SOURCE EXCERPT –

---------------

Defense and aerospace analysts think the Marine Corps will have trouble securing a multi-year contract for the V-22 Osprey tilt-rotor aircraft, each of which takes two engines made by Rolls-Royce in Indianapolis.
“The federal budgeting process is in more disarray than I have ever seen it,” said Loren Thompson, chief operating officer the Lexington Institute, a Virginia-based think tank that focuses on defense and other national policy issues. “The ability of military services to conclude multi-year contracts on any program is in question.”
Multi-year contracts lower the costs per aircraft, compared to year-by-year deals, and they allow manufacturers to plan their work for five years at a time, Thompson said.
The current contract for the Osprey doesn’t expire until Sept. 30, 2012, but manufacturers typically develop cost estimates long before expirations. Thompson doesn’t think the federal government’s recent near-shutdown will be a one-time event.
“It’s going to be 18 months of fiscal chaos,” he said.
The fact that House Republicans went against Speaker John Boehner, R-Ohio, in voting to cut the alternate engine program for the F-35 points to a new climate for defense spending, said Richard Aboulafia, aviation industry analyst at Virginia research firm Teal Group.
About 2,500 jobs—mostly in Indiana and Ohio—are tied to development of the engine, and GE has said that figure could nearly double if the project reaches peak production. “The only thing that’s changed is the nature of our politics,” Aboulafia said.
Last month, the U.S. Defense Department issued a 90-day stop-work order after the program was eliminated from the remainder of the 2011 budget. The companies will continue working on the engine, called the F136, but are reassigning most of their people to other projects until the 2012 budget is settled. Rolls-Royce had about 130 people, mostly engineers, working on the F136 in Plainfield and Indianapolis, spokesman George McLaren said.

---------------

INFORMATION GIVEN –
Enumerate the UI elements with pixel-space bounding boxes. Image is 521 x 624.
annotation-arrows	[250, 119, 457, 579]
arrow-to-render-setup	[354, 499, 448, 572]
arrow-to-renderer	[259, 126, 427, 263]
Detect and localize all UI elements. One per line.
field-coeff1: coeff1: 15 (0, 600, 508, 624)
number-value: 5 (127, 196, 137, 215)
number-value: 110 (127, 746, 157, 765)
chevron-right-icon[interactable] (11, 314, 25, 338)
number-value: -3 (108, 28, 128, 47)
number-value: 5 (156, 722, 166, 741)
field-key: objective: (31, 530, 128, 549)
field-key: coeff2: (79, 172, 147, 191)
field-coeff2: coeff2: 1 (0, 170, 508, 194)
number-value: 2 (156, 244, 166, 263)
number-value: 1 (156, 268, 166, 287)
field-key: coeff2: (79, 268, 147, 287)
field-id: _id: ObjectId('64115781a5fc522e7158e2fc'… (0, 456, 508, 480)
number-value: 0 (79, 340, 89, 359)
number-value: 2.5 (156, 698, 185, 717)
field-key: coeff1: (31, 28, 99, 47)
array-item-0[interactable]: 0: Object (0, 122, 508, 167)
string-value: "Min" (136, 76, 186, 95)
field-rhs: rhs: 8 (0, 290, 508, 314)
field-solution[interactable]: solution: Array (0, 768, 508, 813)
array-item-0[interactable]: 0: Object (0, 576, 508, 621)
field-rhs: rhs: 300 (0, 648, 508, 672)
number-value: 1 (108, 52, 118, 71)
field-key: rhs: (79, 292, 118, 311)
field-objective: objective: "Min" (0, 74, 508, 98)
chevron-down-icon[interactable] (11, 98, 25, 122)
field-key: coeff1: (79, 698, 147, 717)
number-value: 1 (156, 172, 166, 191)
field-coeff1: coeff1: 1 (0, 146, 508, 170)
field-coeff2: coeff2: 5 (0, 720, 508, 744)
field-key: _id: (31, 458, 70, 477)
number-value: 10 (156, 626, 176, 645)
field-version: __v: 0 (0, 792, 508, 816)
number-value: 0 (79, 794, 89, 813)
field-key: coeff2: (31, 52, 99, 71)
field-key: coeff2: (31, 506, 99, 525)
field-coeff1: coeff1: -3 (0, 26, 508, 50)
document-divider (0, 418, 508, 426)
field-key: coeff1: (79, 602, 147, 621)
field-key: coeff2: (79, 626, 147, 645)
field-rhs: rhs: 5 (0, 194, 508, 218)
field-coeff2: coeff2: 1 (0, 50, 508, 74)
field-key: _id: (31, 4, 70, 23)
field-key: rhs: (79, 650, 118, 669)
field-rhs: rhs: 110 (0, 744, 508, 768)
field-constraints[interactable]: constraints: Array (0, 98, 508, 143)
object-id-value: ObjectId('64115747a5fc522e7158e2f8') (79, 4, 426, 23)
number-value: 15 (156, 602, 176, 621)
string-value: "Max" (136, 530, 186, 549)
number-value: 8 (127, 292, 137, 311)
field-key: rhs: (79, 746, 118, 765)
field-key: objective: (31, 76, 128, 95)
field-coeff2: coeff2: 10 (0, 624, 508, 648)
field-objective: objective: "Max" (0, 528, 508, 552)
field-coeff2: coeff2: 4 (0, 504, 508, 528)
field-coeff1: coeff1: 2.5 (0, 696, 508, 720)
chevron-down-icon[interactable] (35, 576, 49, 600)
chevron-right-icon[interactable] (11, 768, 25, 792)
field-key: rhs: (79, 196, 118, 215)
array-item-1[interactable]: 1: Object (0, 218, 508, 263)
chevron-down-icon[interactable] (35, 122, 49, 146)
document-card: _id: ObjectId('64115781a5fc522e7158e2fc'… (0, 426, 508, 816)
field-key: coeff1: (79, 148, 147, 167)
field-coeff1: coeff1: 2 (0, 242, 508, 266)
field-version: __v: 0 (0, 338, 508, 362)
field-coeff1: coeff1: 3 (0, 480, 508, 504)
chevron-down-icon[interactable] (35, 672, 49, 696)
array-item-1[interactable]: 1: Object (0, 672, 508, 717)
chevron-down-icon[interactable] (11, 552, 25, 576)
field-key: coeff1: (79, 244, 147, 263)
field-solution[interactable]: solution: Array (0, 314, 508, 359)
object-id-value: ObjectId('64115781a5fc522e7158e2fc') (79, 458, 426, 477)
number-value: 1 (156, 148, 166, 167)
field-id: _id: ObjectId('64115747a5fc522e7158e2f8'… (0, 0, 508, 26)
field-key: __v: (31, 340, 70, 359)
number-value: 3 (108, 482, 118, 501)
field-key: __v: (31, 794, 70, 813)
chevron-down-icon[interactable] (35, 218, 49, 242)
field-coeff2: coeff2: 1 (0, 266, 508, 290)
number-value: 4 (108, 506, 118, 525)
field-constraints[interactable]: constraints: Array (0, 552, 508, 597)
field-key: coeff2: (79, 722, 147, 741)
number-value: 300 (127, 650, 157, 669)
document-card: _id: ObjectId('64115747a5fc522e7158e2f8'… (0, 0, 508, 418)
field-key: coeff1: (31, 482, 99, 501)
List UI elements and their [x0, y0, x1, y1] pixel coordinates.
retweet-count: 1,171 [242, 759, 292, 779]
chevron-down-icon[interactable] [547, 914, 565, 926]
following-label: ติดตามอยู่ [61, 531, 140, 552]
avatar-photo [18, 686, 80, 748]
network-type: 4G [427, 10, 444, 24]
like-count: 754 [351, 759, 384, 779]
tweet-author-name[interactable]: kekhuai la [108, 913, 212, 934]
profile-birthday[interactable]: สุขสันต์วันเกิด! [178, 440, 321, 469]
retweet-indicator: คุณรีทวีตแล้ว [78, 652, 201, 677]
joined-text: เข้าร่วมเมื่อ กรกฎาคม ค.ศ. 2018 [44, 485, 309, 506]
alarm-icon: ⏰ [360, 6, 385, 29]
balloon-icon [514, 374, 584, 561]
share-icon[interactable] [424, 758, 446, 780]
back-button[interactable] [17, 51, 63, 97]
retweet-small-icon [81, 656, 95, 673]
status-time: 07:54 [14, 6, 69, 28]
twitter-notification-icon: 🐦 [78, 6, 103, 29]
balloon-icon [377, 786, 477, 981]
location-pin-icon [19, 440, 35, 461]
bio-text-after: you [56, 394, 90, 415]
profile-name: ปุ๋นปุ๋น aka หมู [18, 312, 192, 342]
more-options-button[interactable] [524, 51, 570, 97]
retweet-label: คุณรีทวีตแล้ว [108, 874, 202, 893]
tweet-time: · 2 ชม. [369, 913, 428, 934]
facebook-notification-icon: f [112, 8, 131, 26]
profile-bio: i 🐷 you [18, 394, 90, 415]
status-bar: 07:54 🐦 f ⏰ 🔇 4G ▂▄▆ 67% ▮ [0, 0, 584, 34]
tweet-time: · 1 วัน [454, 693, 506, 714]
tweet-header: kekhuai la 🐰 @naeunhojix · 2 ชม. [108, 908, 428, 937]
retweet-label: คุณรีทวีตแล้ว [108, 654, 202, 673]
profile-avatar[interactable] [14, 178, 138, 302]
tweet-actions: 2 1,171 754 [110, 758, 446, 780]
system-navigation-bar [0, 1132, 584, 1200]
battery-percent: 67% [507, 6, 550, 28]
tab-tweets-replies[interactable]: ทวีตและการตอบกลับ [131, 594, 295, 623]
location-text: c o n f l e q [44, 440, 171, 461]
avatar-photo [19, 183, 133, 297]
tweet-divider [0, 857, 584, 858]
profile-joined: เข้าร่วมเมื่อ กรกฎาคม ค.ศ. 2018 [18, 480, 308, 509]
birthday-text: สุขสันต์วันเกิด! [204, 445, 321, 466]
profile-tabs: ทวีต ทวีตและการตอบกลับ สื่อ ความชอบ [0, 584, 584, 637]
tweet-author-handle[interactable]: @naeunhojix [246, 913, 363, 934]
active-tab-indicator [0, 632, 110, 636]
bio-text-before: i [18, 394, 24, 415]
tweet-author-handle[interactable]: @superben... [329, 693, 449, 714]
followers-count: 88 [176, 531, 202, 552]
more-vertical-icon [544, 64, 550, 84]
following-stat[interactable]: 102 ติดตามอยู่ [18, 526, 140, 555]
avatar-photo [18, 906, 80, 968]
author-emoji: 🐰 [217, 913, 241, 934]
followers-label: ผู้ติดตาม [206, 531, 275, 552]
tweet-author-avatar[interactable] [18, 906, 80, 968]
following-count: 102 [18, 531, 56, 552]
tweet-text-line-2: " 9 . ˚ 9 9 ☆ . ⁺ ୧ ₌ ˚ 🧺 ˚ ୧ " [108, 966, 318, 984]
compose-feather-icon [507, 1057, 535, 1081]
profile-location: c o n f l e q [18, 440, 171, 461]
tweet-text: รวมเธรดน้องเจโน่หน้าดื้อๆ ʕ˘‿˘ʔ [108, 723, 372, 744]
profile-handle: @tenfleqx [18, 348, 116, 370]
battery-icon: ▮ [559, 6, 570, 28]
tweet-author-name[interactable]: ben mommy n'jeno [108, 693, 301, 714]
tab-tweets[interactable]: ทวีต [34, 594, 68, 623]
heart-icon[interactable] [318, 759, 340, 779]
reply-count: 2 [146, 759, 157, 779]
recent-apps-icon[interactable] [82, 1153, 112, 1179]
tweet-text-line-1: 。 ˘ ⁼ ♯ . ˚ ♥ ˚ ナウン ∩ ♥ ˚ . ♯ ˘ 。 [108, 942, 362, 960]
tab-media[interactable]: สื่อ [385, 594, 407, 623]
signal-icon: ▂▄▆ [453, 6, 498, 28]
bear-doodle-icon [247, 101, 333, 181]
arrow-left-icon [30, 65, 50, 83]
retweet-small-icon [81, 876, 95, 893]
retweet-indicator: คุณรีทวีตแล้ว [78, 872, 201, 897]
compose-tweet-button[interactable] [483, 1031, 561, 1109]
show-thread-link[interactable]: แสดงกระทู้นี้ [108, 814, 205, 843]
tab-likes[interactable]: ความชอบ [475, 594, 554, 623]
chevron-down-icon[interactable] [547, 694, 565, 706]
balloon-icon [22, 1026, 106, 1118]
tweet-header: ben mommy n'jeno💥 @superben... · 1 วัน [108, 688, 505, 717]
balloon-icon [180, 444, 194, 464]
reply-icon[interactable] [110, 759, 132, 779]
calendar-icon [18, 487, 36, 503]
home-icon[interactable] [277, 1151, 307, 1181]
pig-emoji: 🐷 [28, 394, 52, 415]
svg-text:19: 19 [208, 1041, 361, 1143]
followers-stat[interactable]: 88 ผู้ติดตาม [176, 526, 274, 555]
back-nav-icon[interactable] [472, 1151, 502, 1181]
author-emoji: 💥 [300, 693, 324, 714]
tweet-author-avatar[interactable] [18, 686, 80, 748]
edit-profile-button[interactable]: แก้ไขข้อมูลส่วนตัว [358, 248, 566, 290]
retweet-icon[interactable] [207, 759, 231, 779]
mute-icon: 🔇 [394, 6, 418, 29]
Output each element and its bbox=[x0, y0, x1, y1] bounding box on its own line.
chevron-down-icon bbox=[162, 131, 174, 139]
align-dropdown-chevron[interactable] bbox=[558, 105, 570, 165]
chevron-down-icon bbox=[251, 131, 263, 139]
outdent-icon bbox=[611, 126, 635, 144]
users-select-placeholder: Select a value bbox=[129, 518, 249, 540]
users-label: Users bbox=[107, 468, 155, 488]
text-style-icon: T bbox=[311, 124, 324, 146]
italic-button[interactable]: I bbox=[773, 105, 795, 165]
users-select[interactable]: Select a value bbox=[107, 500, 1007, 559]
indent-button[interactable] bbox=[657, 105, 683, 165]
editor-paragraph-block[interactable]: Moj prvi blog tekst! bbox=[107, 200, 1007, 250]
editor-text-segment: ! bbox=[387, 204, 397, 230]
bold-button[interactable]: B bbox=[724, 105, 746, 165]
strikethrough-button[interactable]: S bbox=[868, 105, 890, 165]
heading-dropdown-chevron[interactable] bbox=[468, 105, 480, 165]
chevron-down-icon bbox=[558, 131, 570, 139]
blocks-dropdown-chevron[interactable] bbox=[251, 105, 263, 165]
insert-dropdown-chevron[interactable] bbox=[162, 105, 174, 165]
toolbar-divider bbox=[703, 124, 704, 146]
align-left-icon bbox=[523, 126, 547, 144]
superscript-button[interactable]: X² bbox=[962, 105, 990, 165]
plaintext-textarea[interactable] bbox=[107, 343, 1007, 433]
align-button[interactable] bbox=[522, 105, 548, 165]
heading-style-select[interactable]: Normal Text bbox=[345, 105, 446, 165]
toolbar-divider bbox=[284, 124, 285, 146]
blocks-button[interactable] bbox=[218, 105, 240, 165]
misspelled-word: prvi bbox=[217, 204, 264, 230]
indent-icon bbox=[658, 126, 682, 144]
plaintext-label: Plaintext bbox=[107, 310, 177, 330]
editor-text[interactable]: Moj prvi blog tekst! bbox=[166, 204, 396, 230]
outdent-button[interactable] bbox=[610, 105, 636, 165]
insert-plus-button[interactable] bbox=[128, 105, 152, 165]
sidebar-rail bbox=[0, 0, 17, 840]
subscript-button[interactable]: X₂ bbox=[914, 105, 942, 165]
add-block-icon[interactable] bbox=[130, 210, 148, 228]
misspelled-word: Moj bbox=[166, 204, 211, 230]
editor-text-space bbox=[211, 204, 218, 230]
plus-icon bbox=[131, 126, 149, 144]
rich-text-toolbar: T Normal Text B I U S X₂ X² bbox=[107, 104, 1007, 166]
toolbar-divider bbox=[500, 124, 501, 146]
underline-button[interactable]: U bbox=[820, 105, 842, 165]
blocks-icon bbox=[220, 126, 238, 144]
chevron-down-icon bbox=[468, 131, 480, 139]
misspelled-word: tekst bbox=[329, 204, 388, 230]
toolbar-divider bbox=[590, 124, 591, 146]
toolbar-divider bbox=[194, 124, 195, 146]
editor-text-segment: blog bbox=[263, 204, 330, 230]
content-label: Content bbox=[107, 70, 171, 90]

---------------

TASK REQUIREMENTS –
1. Can you summarize the defense-spending excerpt in two sentences?
2. Answer these questions from the defense-spending excerpt:
(a) When does the current Osprey contract expire?
(b) At which research firm is Richard Aboulafia an aviation industry analyst?
(c) About how many people did Rolls-Royce have working on the F136?
3. Will you quote the defense-spending excerpt between "Defense and aerospace" and "time, Thompson said.", inclusive?
The records were taken from a separate source.

ANSWERS FOR THIS EXERCISE –
1. Analysts expect the Marine Corps to have trouble securing a multi-year contract for the V-22 Osprey, whose engines Rolls-Royce makes in Indianapolis, and Loren Thompson blames disarray in federal budgeting, predicting 18 months of fiscal chaos. Richard Aboulafia said the House vote to cut the F-35 alternate engine program signals a new climate for defense spending, and the Defense Department has since issued a 90-day stop-work order on that engine, the F136.

2.
(a) Sept. 30, 2012
(b) Teal Group
(c) About 130, mostly engineers

3.
Defense and aerospace analysts think the Marine Corps will have trouble securing a multi-year contract for the V-22 Osprey tilt-rotor aircraft, each of which takes two engines made by Rolls-Royce in Indianapolis.
“The federal budgeting process is in more disarray than I have ever seen it,” said Loren Thompson, chief operating officer the Lexington Institute, a Virginia-based think tank that focuses on defense and other national policy issues. “The ability of military services to conclude multi-year contracts on any program is in question.”
Multi-year contracts lower the costs per aircraft, compared to year-by-year deals, and they allow manufacturers to plan their work for five years at a time, Thompson said.